# START OF LISTED ENTRIES
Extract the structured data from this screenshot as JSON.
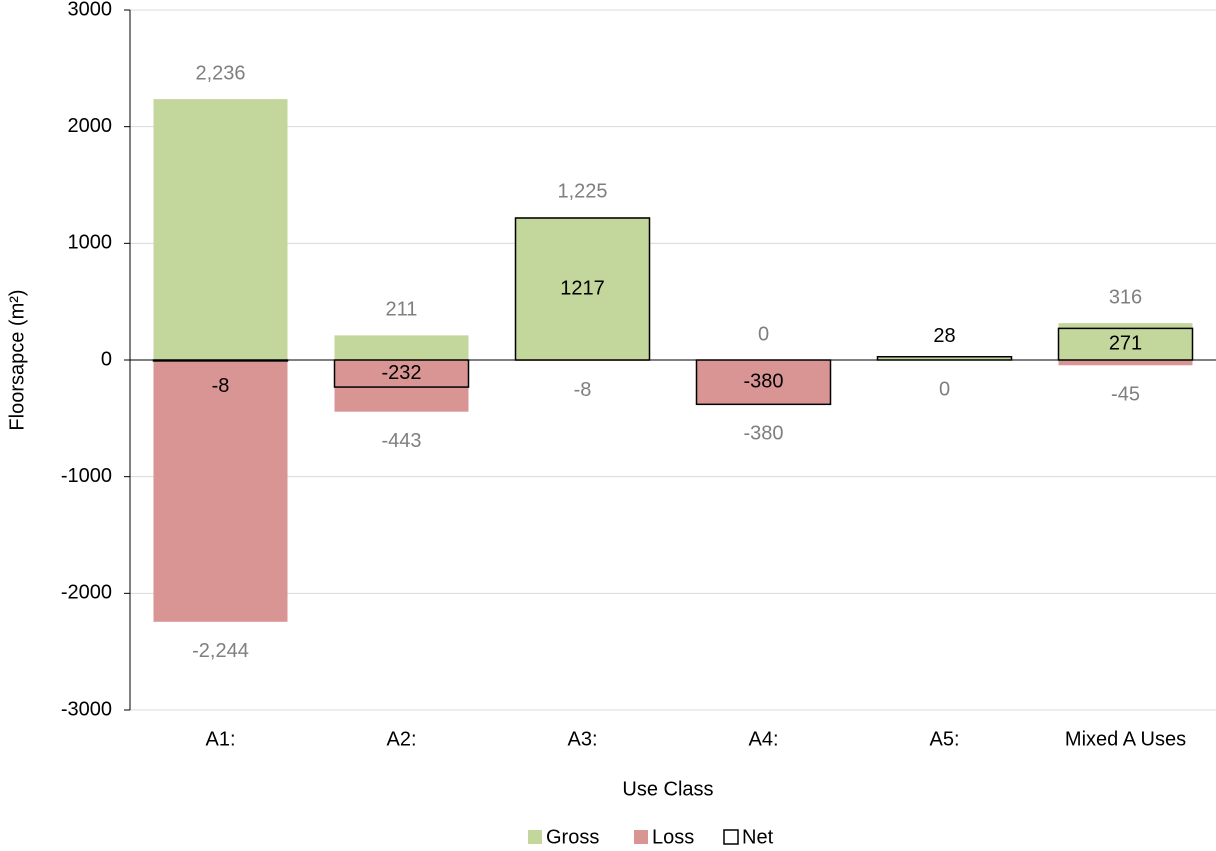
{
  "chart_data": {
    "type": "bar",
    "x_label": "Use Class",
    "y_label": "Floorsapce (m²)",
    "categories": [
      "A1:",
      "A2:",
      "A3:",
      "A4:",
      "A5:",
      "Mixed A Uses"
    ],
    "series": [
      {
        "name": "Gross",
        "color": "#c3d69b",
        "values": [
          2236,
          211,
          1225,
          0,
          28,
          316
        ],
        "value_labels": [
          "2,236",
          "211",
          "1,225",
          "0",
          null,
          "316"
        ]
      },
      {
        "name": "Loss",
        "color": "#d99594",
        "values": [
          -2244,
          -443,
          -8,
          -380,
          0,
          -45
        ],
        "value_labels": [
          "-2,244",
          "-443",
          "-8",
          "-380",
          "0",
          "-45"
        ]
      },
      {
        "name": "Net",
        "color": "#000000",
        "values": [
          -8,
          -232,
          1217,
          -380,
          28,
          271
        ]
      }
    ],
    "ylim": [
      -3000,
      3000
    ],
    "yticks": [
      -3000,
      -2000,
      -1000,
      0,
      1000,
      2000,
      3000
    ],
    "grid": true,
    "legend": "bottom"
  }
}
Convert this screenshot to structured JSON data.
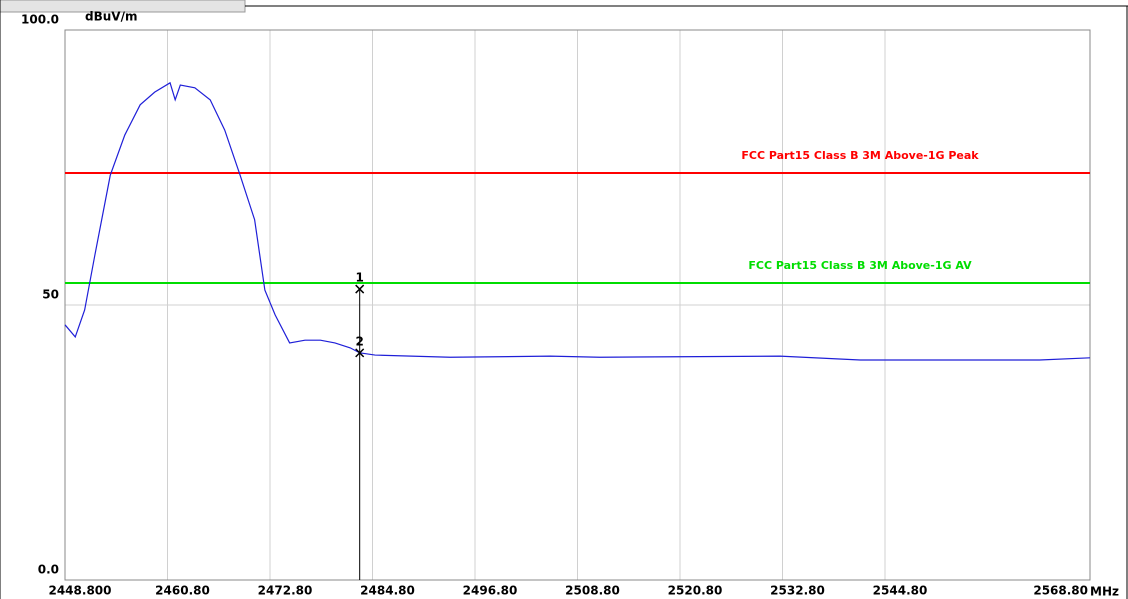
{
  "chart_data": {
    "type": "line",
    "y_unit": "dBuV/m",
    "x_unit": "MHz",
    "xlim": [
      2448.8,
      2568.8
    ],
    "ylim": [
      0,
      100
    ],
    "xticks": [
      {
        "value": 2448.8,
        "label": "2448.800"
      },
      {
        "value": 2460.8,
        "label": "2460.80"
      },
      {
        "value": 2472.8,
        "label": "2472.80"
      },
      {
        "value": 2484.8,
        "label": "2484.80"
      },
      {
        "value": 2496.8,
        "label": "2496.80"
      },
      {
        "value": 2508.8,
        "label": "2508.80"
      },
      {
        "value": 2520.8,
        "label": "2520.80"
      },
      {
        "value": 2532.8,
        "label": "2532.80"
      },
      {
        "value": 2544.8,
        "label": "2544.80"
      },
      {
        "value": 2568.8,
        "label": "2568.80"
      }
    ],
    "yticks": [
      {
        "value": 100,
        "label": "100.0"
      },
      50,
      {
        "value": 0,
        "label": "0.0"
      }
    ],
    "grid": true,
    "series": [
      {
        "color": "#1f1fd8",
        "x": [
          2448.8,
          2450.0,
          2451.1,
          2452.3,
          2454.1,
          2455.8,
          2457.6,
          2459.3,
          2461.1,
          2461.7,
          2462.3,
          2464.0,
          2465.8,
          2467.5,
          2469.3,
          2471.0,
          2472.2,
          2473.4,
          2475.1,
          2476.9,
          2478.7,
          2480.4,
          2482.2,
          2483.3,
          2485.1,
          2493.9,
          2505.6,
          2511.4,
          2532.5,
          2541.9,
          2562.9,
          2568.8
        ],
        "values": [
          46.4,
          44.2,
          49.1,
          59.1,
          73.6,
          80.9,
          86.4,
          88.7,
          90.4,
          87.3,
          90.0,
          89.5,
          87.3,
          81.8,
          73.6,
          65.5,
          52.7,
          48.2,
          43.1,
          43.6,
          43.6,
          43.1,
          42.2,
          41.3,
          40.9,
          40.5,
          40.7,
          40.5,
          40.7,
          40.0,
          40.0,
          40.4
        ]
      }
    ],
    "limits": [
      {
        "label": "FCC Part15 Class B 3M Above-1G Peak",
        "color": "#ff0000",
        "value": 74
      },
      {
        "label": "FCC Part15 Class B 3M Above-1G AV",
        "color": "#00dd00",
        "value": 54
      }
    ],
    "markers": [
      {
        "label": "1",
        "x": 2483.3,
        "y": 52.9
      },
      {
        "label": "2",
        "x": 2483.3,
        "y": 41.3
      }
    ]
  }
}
# END OF LISTED ENTRIES
◆ WHAT THIS TASK INVOLVES:
Copy the whole listing above word for word but do not carry over the pictures.

◆ EXPECTED ANSWER:
Extract the structured data from this screenshot as JSON.
{
  "chart_data": {
    "type": "bar",
    "x_label": "Use Class",
    "y_label": "Floorsapce (m²)",
    "categories": [
      "A1:",
      "A2:",
      "A3:",
      "A4:",
      "A5:",
      "Mixed A Uses"
    ],
    "series": [
      {
        "name": "Gross",
        "color": "#c3d69b",
        "values": [
          2236,
          211,
          1225,
          0,
          28,
          316
        ],
        "value_labels": [
          "2,236",
          "211",
          "1,225",
          "0",
          null,
          "316"
        ]
      },
      {
        "name": "Loss",
        "color": "#d99594",
        "values": [
          -2244,
          -443,
          -8,
          -380,
          0,
          -45
        ],
        "value_labels": [
          "-2,244",
          "-443",
          "-8",
          "-380",
          "0",
          "-45"
        ]
      },
      {
        "name": "Net",
        "color": "#000000",
        "values": [
          -8,
          -232,
          1217,
          -380,
          28,
          271
        ]
      }
    ],
    "ylim": [
      -3000,
      3000
    ],
    "yticks": [
      -3000,
      -2000,
      -1000,
      0,
      1000,
      2000,
      3000
    ],
    "grid": true,
    "legend": "bottom"
  }
}
Convert this screenshot to structured JSON data.
{
  "chart_data": {
    "type": "line",
    "y_unit": "dBuV/m",
    "x_unit": "MHz",
    "xlim": [
      2448.8,
      2568.8
    ],
    "ylim": [
      0,
      100
    ],
    "xticks": [
      {
        "value": 2448.8,
        "label": "2448.800"
      },
      {
        "value": 2460.8,
        "label": "2460.80"
      },
      {
        "value": 2472.8,
        "label": "2472.80"
      },
      {
        "value": 2484.8,
        "label": "2484.80"
      },
      {
        "value": 2496.8,
        "label": "2496.80"
      },
      {
        "value": 2508.8,
        "label": "2508.80"
      },
      {
        "value": 2520.8,
        "label": "2520.80"
      },
      {
        "value": 2532.8,
        "label": "2532.80"
      },
      {
        "value": 2544.8,
        "label": "2544.80"
      },
      {
        "value": 2568.8,
        "label": "2568.80"
      }
    ],
    "yticks": [
      {
        "value": 100,
        "label": "100.0"
      },
      50,
      {
        "value": 0,
        "label": "0.0"
      }
    ],
    "grid": true,
    "series": [
      {
        "color": "#1f1fd8",
        "x": [
          2448.8,
          2450.0,
          2451.1,
          2452.3,
          2454.1,
          2455.8,
          2457.6,
          2459.3,
          2461.1,
          2461.7,
          2462.3,
          2464.0,
          2465.8,
          2467.5,
          2469.3,
          2471.0,
          2472.2,
          2473.4,
          2475.1,
          2476.9,
          2478.7,
          2480.4,
          2482.2,
          2483.3,
          2485.1,
          2493.9,
          2505.6,
          2511.4,
          2532.5,
          2541.9,
          2562.9,
          2568.8
        ],
        "values": [
          46.4,
          44.2,
          49.1,
          59.1,
          73.6,
          80.9,
          86.4,
          88.7,
          90.4,
          87.3,
          90.0,
          89.5,
          87.3,
          81.8,
          73.6,
          65.5,
          52.7,
          48.2,
          43.1,
          43.6,
          43.6,
          43.1,
          42.2,
          41.3,
          40.9,
          40.5,
          40.7,
          40.5,
          40.7,
          40.0,
          40.0,
          40.4
        ]
      }
    ],
    "limits": [
      {
        "label": "FCC Part15 Class B 3M Above-1G Peak",
        "color": "#ff0000",
        "value": 74
      },
      {
        "label": "FCC Part15 Class B 3M Above-1G AV",
        "color": "#00dd00",
        "value": 54
      }
    ],
    "markers": [
      {
        "label": "1",
        "x": 2483.3,
        "y": 52.9
      },
      {
        "label": "2",
        "x": 2483.3,
        "y": 41.3
      }
    ]
  }
}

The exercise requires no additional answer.